━━ Given passage ━━

[Sca-cooks] SCA Cooking websites

Lilinah lilinah at earthlink.net
Sun Jan 13 03:25:57 PST 2008


Sharon asked about SCA cooking websites...

Well, there's mine... limited as it is:
http://home.earthlink.net/~lilinah/diningniche.html

I've made other food items recipes for which i haven't posted on my 
web site - a private feast, vigil food, etc. Also, i haven't yet 
uploaded all my recipes and comments from my Mists Principality 
Investiture Ottoman Feast in Nov 07, using genuine 15th & 16th C. 
Ottoman recipes, which i've already HTML'ed.

I do have seven of my feasts with comments and a number miscellaneous 
medieval recipes (including 23 German mushroom recipes from several 
14th to 16th century cookbooks, and a number of tasty Medieval Near 
Eastern recipes, including some 14th C. Arabic Lenten dishes). There 
are also my study of Fine Spice Powders - an entry in a 2004 West 
Kingdom Arts and Sciences competition (which i couldn't have done 
without the assistance of this list, after my hard drive died the 
true death and took my research with it), and my tripartite 
examination of A Fragrant 13th Century Spice Box of Andalusia from 
the Anonymous Andalusian Cookbook, A Fragrant 13th Century Spice Box 
of al-Kitab al-Tabikh by al-Baghdadi, and The Two Spice Boxes 
Compared. And there's my now incomplete list of SCA-period Near and 
Middle Eastern cookbooks.

━━━
━━ Dataset content ━━

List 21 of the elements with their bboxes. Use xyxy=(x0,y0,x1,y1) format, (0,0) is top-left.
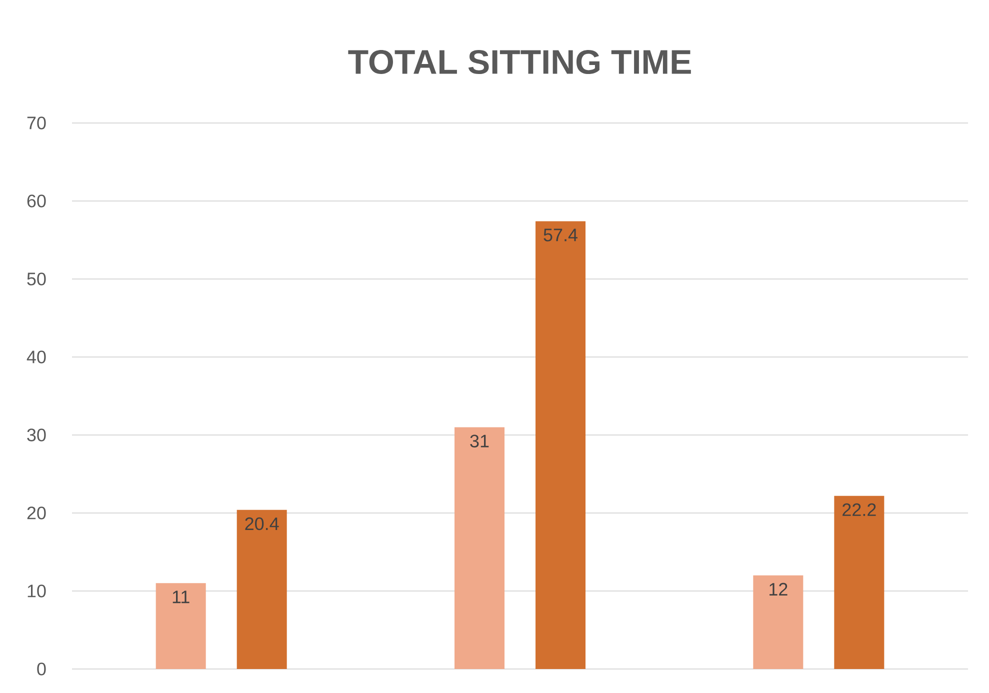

━━━

> [Written task 1] Above the material sits the post about SCA cooking websites; can you set down its wording from "Sharon asked about" to "15th & 16th C.", unchanged?
> [Written task 2] How would the post about SCA cooking websites go on past its final sentence? Write the next part of it.

> [Written reply 1]
Sharon asked about SCA cooking websites...

Well, there's mine... limited as it is:
http://home.earthlink.net/~lilinah/diningniche.html

I've made other food items recipes for which i haven't posted on my 
web site - a private feast, vigil food, etc. Also, i haven't yet 
uploaded all my recipes and comments from my Mists Principality 
Investiture Ottoman Feast in Nov 07, using genuine 15th & 16th C.

> [Written reply 2]
Additionally I host several cookbooks translated by two other SCAdians:
-- The late 14th or early 15th c. Anonimo Toscano, Libro della 
Cocina, translated by Vittoria Aureli
and
---Three Fifteenth Century German Cookbooks, translations by Giano Balestriere.
While they maybe housed on some other sites, Giano and i consulted to 
correct typos and improve some wording in these cookbooks on my site.
1.) The mid-15th century Kochbuch des Meisters Eberhard, the South 
German Cookbook of Master Eberhard, cook to Duke Henry of Landshut 
(Das)
2.) The late 15th c. South/Central High German cookbook found in the 
Archive of the Teutonic Order, in Northeastern Germany (modern Polish 
Baltic coast).
(Giano noted that while from Northeastern Germany (modern Polish 
Baltic coast), it probably belongs firmly in the South/Central High 
German tradition rather than the Low German one native to the Western 
Baltic.)
c.) The 15th or 16th C. Alte Kochrezepte aus dem bayrischen Inntal 
(Old Recipes from the Bavarian Inn River Valley)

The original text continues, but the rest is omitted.